EXERCISE DETAILS = Using the listing below, extract each line that has the word "this" in it.

RECORD EXCERPTS =
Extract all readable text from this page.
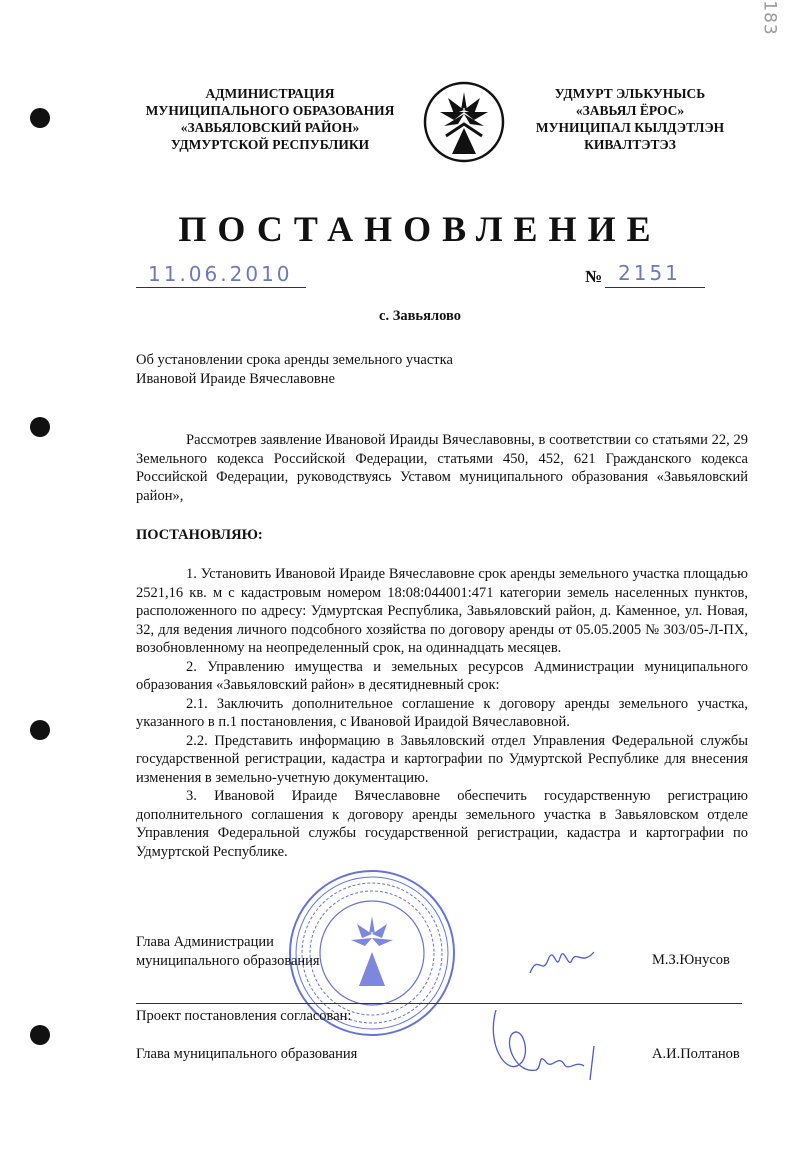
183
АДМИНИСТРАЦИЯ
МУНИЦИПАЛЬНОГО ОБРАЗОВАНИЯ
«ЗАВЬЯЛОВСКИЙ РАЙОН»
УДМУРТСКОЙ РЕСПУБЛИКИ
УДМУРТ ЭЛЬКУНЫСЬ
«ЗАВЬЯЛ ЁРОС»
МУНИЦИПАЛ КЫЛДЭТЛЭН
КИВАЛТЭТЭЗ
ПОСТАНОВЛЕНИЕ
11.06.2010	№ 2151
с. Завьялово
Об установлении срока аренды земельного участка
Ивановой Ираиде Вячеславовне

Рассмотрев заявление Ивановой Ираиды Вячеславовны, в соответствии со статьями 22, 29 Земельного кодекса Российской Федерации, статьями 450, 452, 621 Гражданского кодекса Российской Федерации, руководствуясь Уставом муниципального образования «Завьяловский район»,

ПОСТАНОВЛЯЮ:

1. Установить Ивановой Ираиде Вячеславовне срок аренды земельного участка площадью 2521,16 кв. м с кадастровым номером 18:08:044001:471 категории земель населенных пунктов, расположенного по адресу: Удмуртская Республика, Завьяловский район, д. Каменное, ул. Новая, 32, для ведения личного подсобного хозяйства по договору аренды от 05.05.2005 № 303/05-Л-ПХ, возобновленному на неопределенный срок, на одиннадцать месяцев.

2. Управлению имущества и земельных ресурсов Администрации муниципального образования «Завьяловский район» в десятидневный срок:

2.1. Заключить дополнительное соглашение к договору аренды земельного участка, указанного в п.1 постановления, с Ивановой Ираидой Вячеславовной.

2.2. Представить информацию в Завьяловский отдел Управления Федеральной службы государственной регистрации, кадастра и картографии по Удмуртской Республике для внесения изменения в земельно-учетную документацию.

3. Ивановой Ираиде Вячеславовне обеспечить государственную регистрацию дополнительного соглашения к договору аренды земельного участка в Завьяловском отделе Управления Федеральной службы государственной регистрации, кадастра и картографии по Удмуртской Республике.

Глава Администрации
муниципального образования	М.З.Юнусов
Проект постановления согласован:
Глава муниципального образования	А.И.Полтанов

* * *

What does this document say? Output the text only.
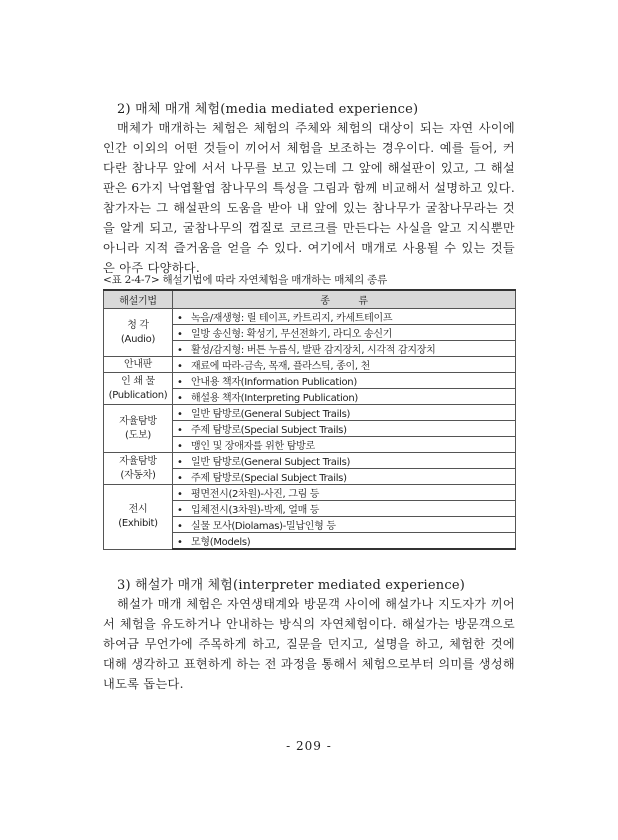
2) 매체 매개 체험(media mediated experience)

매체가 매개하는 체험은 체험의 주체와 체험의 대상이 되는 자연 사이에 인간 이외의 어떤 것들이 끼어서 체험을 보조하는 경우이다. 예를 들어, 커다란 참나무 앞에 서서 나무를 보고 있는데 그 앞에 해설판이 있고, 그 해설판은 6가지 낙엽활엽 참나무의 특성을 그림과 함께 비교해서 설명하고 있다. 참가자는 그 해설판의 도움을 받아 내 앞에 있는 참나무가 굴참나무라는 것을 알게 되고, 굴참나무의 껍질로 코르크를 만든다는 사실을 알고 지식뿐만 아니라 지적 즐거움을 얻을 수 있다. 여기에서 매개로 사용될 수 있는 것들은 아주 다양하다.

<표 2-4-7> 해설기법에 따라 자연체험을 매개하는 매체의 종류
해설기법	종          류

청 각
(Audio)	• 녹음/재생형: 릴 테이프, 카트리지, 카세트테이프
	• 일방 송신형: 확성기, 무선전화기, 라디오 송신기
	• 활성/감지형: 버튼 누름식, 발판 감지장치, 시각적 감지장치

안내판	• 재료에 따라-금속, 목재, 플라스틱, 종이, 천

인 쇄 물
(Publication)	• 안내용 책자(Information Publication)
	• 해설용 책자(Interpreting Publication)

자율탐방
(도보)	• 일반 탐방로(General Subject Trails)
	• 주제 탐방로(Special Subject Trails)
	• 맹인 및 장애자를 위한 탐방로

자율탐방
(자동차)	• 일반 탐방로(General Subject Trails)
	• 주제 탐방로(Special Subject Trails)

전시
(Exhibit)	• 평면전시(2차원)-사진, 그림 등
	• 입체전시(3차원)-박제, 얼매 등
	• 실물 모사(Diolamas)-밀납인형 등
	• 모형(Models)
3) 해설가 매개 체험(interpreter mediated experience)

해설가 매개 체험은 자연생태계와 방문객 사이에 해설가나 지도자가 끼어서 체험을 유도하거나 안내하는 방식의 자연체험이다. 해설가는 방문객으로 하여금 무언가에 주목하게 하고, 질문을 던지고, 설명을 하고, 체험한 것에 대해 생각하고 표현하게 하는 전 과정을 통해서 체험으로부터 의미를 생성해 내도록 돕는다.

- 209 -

WRITTEN SOLUTION =
Extract all readable text from this page.
What does this document say? Output the text only.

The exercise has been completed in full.